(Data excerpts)
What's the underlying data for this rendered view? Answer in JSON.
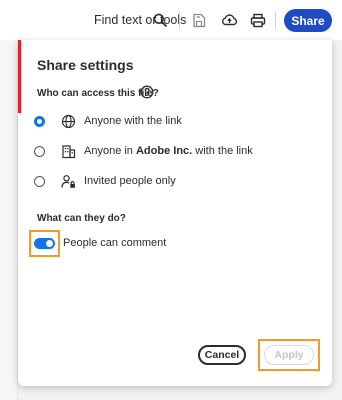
{
  "toolbar": {
    "find_label": "Find text or tools",
    "share_label": "Share",
    "share_color": "#1f4bc4"
  },
  "icons": {
    "find": "search-icon",
    "save": "save-file-icon",
    "upload": "cloud-upload-icon",
    "print": "printer-icon"
  },
  "dialog": {
    "title": "Share settings",
    "accent_color": "#e0242e",
    "access_question": "Who can access this file?",
    "options": [
      {
        "prefix": "Anyone with the link",
        "org": "",
        "suffix": "",
        "icon": "globe-icon",
        "selected": true
      },
      {
        "prefix": "Anyone in ",
        "org": "Adobe Inc.",
        "suffix": " with the link",
        "icon": "building-icon",
        "selected": false
      },
      {
        "prefix": "Invited people only",
        "org": "",
        "suffix": "",
        "icon": "person-lock-icon",
        "selected": false
      }
    ],
    "permissions_question": "What can they do?",
    "comment_toggle": {
      "label": "People can comment",
      "on": true
    },
    "cancel_label": "Cancel",
    "apply_label": "Apply",
    "apply_enabled": false,
    "highlight_color": "#f29a2e",
    "selection_color": "#1473e6"
  }
}
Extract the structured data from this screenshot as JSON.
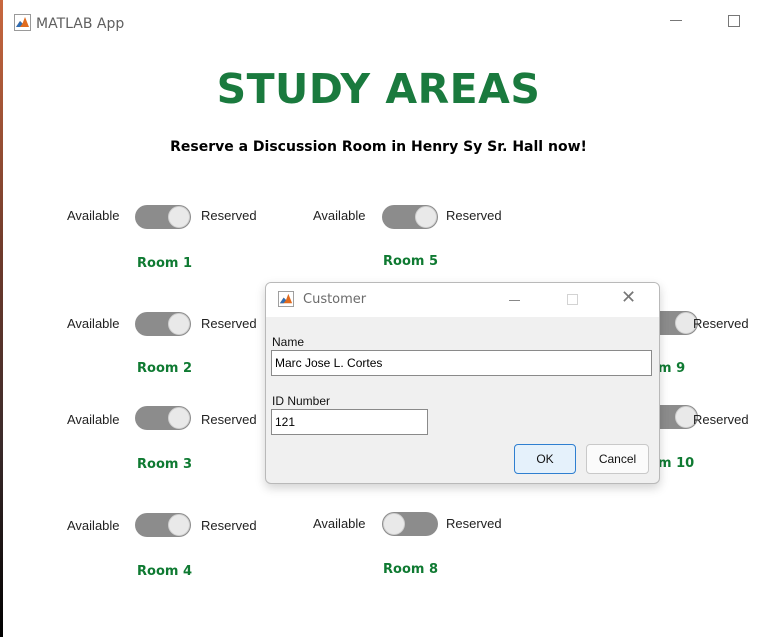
{
  "window": {
    "title": "MATLAB App"
  },
  "heading": "STUDY AREAS",
  "subheading": "Reserve a Discussion Room in Henry Sy Sr. Hall now!",
  "switch_labels": {
    "left": "Available",
    "right": "Reserved"
  },
  "rooms": {
    "room1": "Room 1",
    "room2": "Room 2",
    "room3": "Room 3",
    "room4": "Room 4",
    "room5": "Room 5",
    "room8": "Room 8",
    "room9_partial": "m 9",
    "room10_partial": "m 10"
  },
  "toggles": {
    "room1": "Reserved",
    "room2": "Reserved",
    "room3": "Reserved",
    "room4": "Reserved",
    "room5": "Reserved",
    "room8": "Available",
    "room9": "Reserved",
    "room10": "Reserved"
  },
  "dialog": {
    "title": "Customer",
    "name_label": "Name",
    "name_value": "Marc Jose L. Cortes",
    "id_label": "ID Number",
    "id_value": "121",
    "ok_label": "OK",
    "cancel_label": "Cancel"
  },
  "colors": {
    "heading": "#1a7a3e",
    "room_label": "#0f7a32",
    "switch_track": "#8c8c8c"
  }
}
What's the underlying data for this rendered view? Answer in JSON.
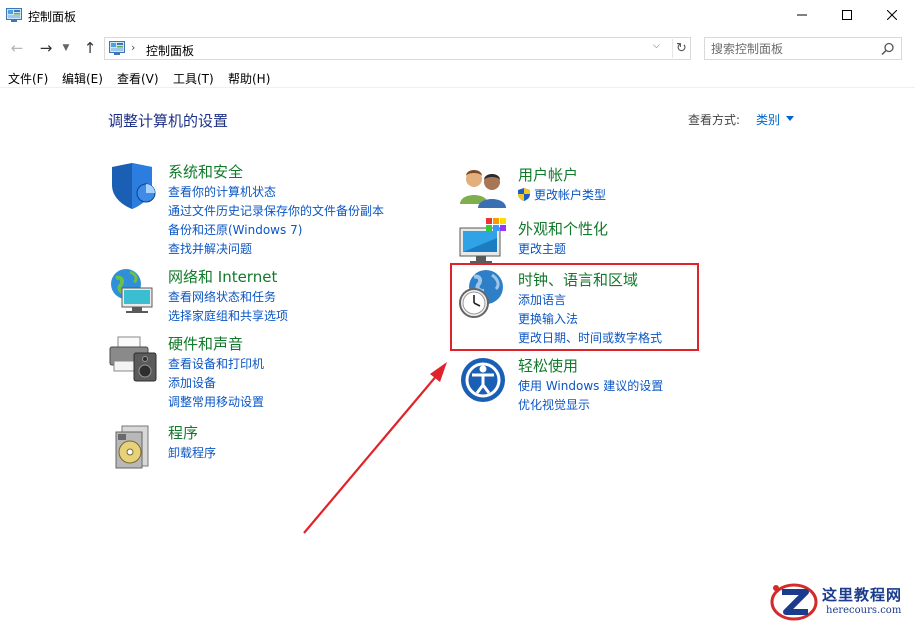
{
  "window": {
    "title": "控制面板",
    "controls": {
      "minimize": "—",
      "maximize": "☐",
      "close": "✕"
    }
  },
  "address": {
    "breadcrumb": "控制面板",
    "search_placeholder": "搜索控制面板"
  },
  "menu": [
    "文件(F)",
    "编辑(E)",
    "查看(V)",
    "工具(T)",
    "帮助(H)"
  ],
  "content": {
    "heading": "调整计算机的设置",
    "view_by_label": "查看方式:",
    "view_by_value": "类别"
  },
  "categories": [
    {
      "title": "系统和安全",
      "icon": "shield-icon",
      "links": [
        "查看你的计算机状态",
        "通过文件历史记录保存你的文件备份副本",
        "备份和还原(Windows 7)",
        "查找并解决问题"
      ]
    },
    {
      "title": "网络和 Internet",
      "icon": "network-globe-icon",
      "links": [
        "查看网络状态和任务",
        "选择家庭组和共享选项"
      ]
    },
    {
      "title": "硬件和声音",
      "icon": "printer-speaker-icon",
      "links": [
        "查看设备和打印机",
        "添加设备",
        "调整常用移动设置"
      ]
    },
    {
      "title": "程序",
      "icon": "programs-disc-icon",
      "links": [
        "卸载程序"
      ]
    },
    {
      "title": "用户帐户",
      "icon": "users-icon",
      "links": [
        "更改帐户类型"
      ]
    },
    {
      "title": "外观和个性化",
      "icon": "display-palette-icon",
      "links": [
        "更改主题"
      ]
    },
    {
      "title": "时钟、语言和区域",
      "icon": "clock-globe-icon",
      "links": [
        "添加语言",
        "更换输入法",
        "更改日期、时间或数字格式"
      ]
    },
    {
      "title": "轻松使用",
      "icon": "ease-of-access-icon",
      "links": [
        "使用 Windows 建议的设置",
        "优化视觉显示"
      ]
    }
  ],
  "annotation": {
    "color": "#e0232a"
  },
  "watermark": {
    "title": "这里教程网",
    "url": "herecours.com"
  },
  "colors": {
    "category_title": "#117a2a",
    "link": "#0b56c4",
    "heading": "#1e3287"
  }
}
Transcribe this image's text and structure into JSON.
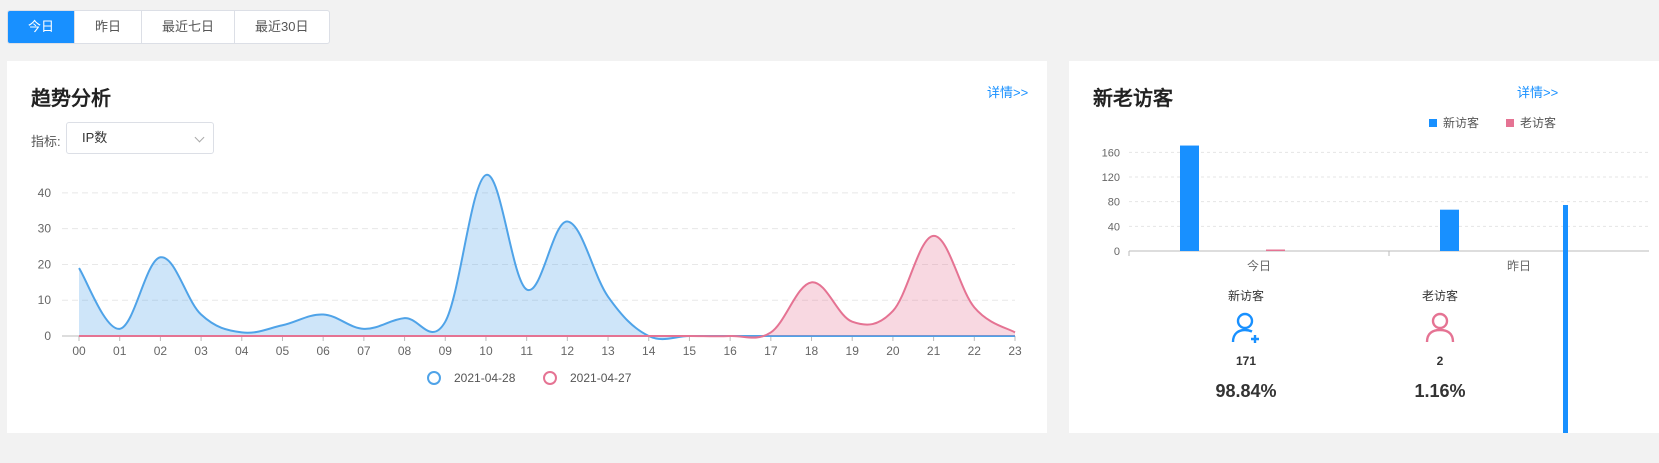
{
  "tabs": [
    {
      "label": "今日",
      "active": true
    },
    {
      "label": "昨日",
      "active": false
    },
    {
      "label": "最近七日",
      "active": false
    },
    {
      "label": "最近30日",
      "active": false
    }
  ],
  "trend": {
    "title": "趋势分析",
    "detail_label": "详情>>",
    "indicator_label": "指标:",
    "indicator_value": "IP数"
  },
  "visitors": {
    "title": "新老访客",
    "detail_label": "详情>>",
    "new": {
      "label": "新访客",
      "count": "171",
      "percent": "98.84%",
      "icon": "user-add-icon"
    },
    "old": {
      "label": "老访客",
      "count": "2",
      "percent": "1.16%",
      "icon": "user-icon"
    }
  },
  "chart_data": [
    {
      "type": "area",
      "x": [
        "00",
        "01",
        "02",
        "03",
        "04",
        "05",
        "06",
        "07",
        "08",
        "09",
        "10",
        "11",
        "12",
        "13",
        "14",
        "15",
        "16",
        "17",
        "18",
        "19",
        "20",
        "21",
        "22",
        "23"
      ],
      "ylim": [
        0,
        45
      ],
      "yticks": [
        0,
        10,
        20,
        30,
        40
      ],
      "grid": true,
      "legend_position": "bottom",
      "series": [
        {
          "name": "2021-04-28",
          "color": "#4fa3e8",
          "values": [
            19,
            2,
            22,
            6,
            1,
            3,
            6,
            2,
            5,
            4,
            45,
            13,
            32,
            11,
            0,
            0,
            0,
            0,
            0,
            0,
            0,
            0,
            0,
            0
          ]
        },
        {
          "name": "2021-04-27",
          "color": "#e57393",
          "values": [
            0,
            0,
            0,
            0,
            0,
            0,
            0,
            0,
            0,
            0,
            0,
            0,
            0,
            0,
            0,
            0,
            0,
            1,
            15,
            4,
            7,
            28,
            8,
            1
          ]
        }
      ]
    },
    {
      "type": "bar",
      "categories": [
        "今日",
        "昨日"
      ],
      "ylim": [
        0,
        180
      ],
      "yticks": [
        0,
        40,
        80,
        120,
        160
      ],
      "grid": true,
      "legend_position": "top-right",
      "series": [
        {
          "name": "新访客",
          "color": "#1890ff",
          "values": [
            171,
            67
          ]
        },
        {
          "name": "老访客",
          "color": "#e57393",
          "values": [
            2,
            0
          ]
        }
      ]
    }
  ]
}
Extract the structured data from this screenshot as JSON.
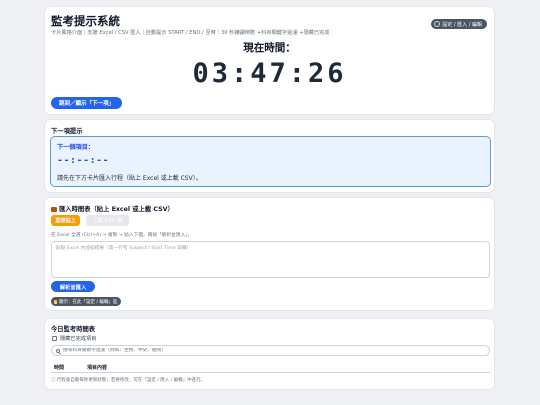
{
  "header": {
    "title": "監考提示系統",
    "subtitle": "卡片風格介面｜支援 Excel / CSV 匯入｜自動提示 START / END / 至時｜30 秒鐘讀倒數 +科目關鍵字過濾 +隱藏已完成",
    "settings_label": "設定 / 匯入 / 編輯",
    "now_label": "現在時間：",
    "clock": "03:47:26",
    "jump_button": "跳到／顯示「下一項」"
  },
  "next_prompt": {
    "section_title": "下一項提示",
    "label": "下一個項目：",
    "time": "--:--:--",
    "message": "請先在下方卡片匯入行程（貼上 Excel 或上載 CSV）。"
  },
  "import": {
    "section_title": "匯入時間表（貼上 Excel 或上載 CSV）",
    "paste_tab": "直接貼上",
    "upload_tab": "上載 CSV 檔",
    "hint": "在 Excel 全選 (Ctrl+A) → 複製 → 貼入下面，再按「解析並匯入」。",
    "textarea_placeholder": "貼點 Excel 內並如結果（第一行有 Subject / Start Time 等欄）",
    "parse_button": "解析並匯入",
    "tip": "顯示：在此「設定 / 編輯」區"
  },
  "schedule": {
    "section_title": "今日監考時間表",
    "hide_completed_label": "隱藏已完成項目",
    "search_placeholder": "搜尋科目關鍵字過濾（例如：生物、中史、體育）",
    "columns": [
      "時間",
      "項目內容"
    ],
    "footnote": "ⓘ 行程會自動每秒更新狀態；若要修改，可在「設定 / 匯入 / 編輯」中進行。"
  },
  "colors": {
    "primary": "#2563eb",
    "accent_orange": "#f59e0b",
    "next_box_bg": "#eaf2fd",
    "next_box_border": "#5b9bd5",
    "dark_pill": "#4b5563"
  },
  "icons": [
    "gear-icon",
    "import-icon",
    "bulb-icon",
    "search-icon",
    "checkbox-icon",
    "info-icon"
  ]
}
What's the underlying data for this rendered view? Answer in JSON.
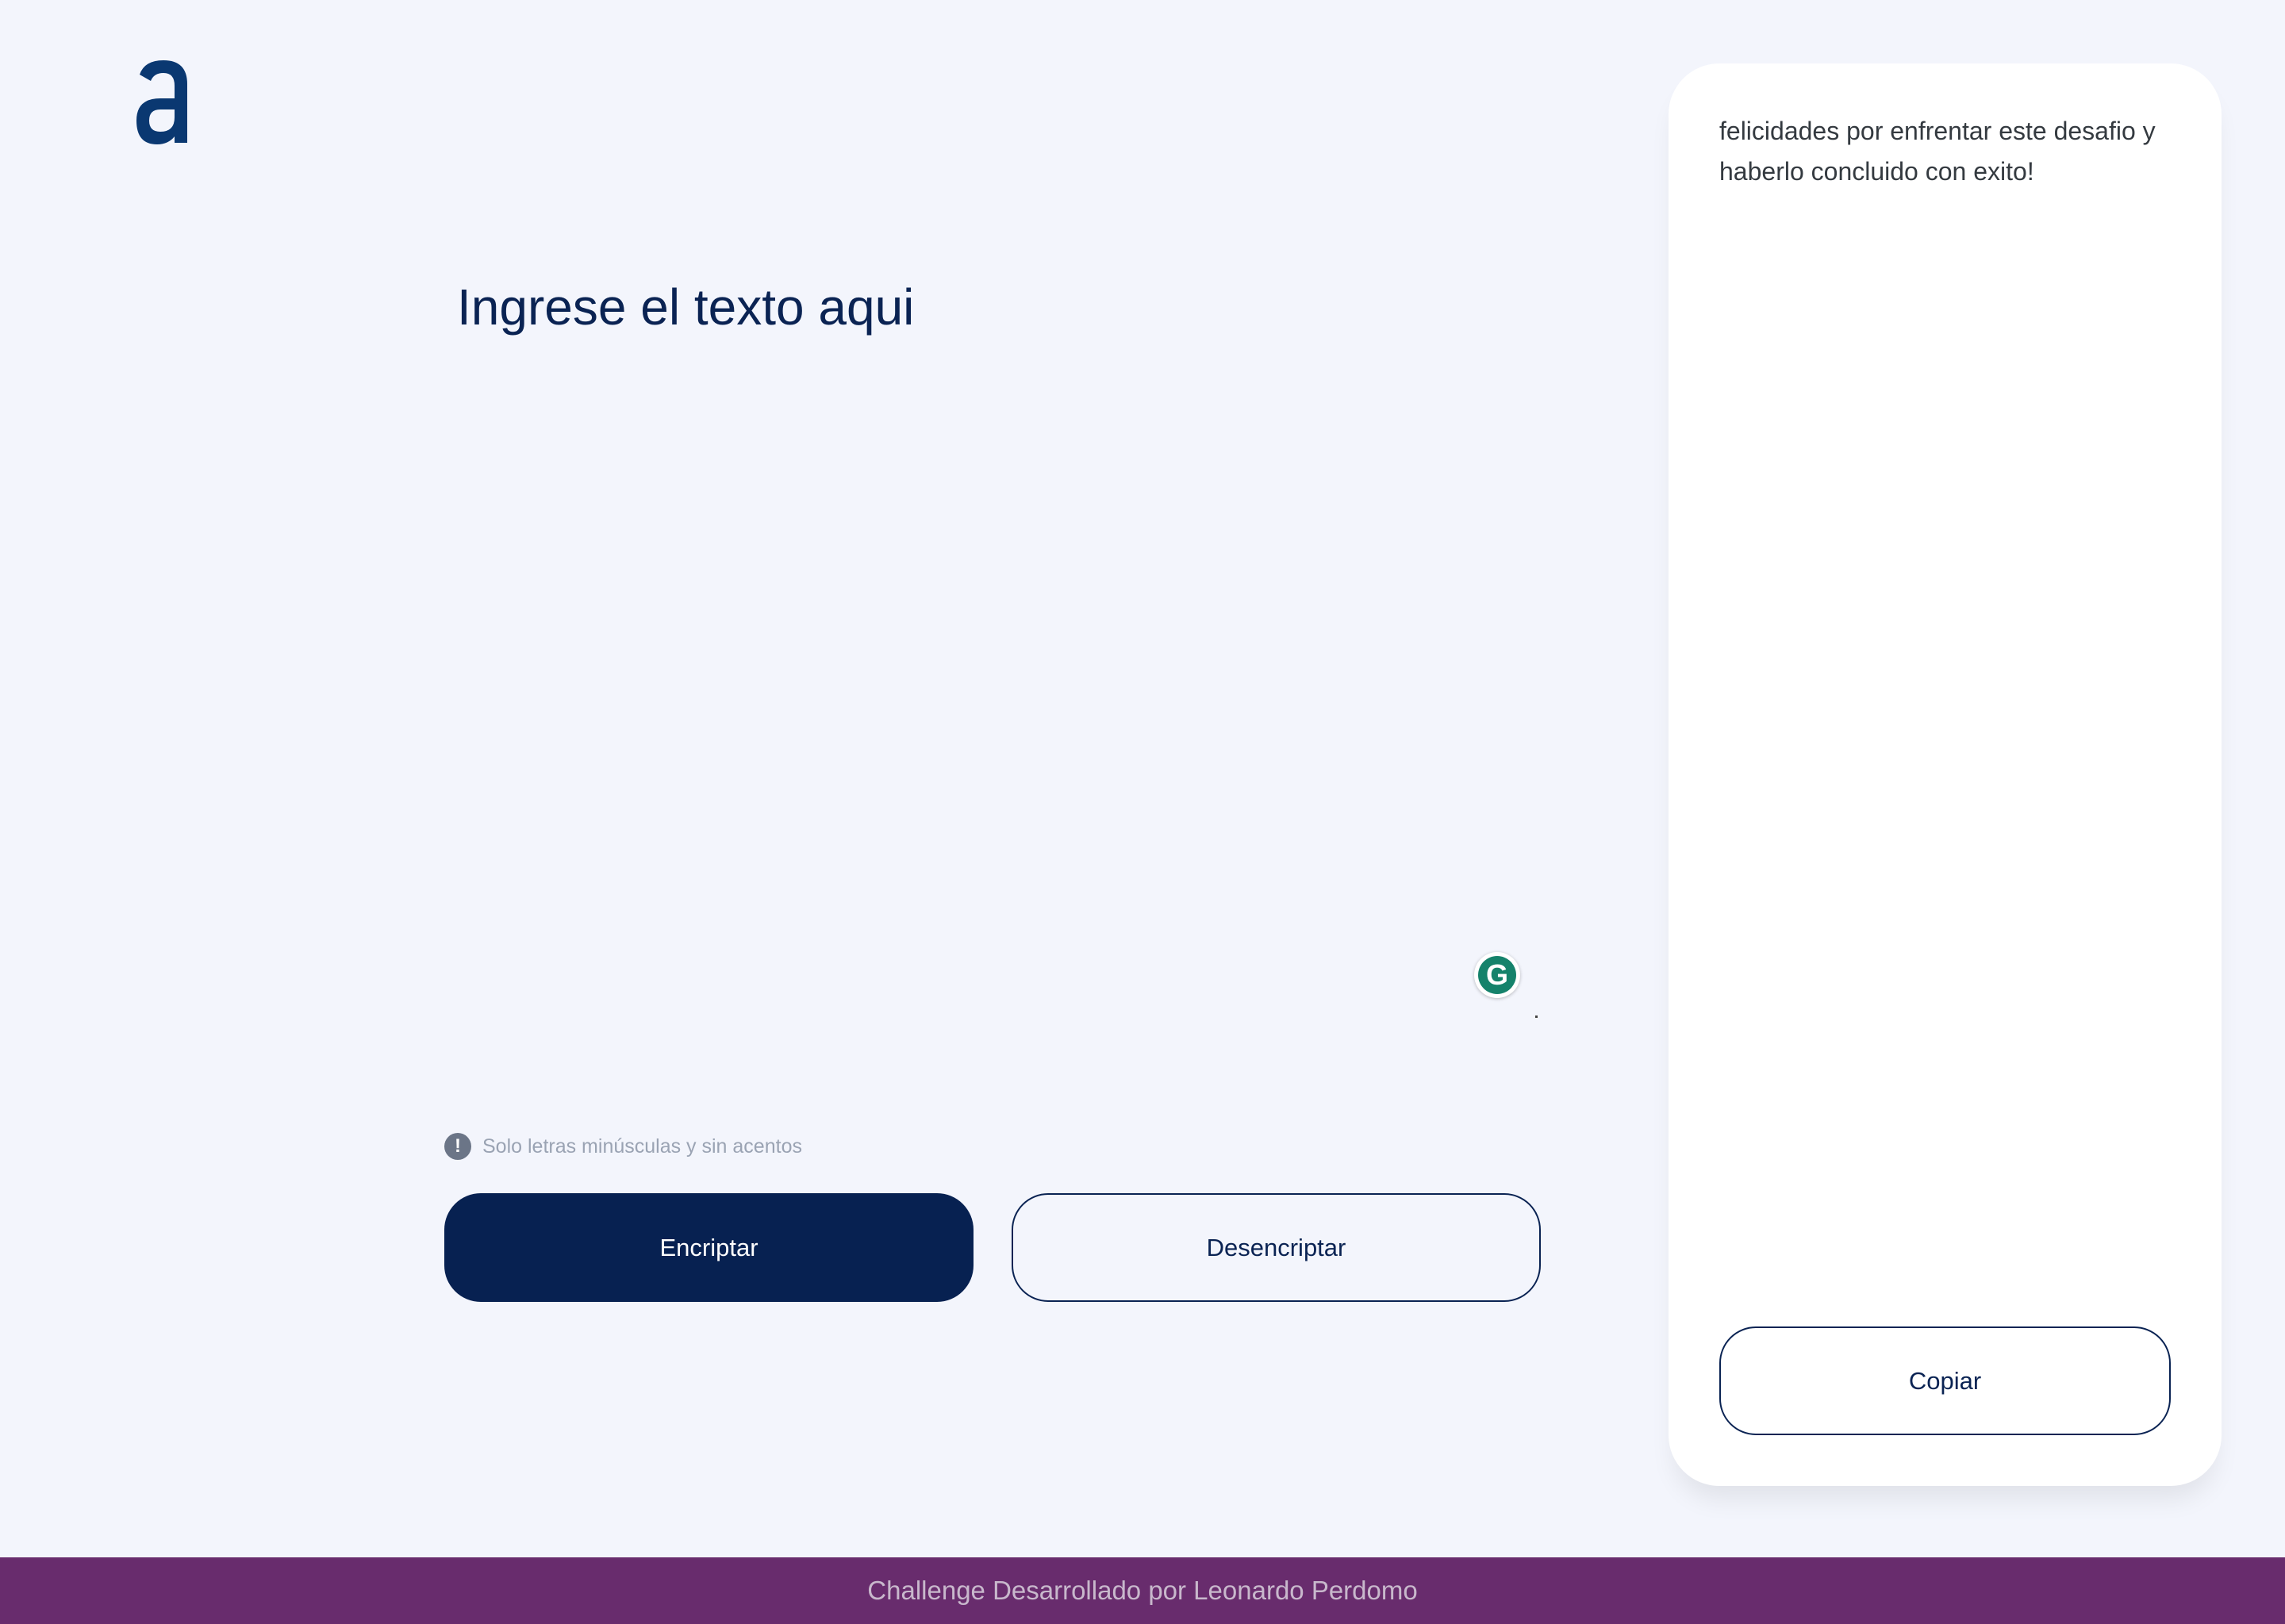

■ **Aim**:
Using the material above, report each line where "true" occurs.

■ **Exercise solution**:
        "selected": true
      "on": true
      "active": true
      "grid": true,
      "grid": true,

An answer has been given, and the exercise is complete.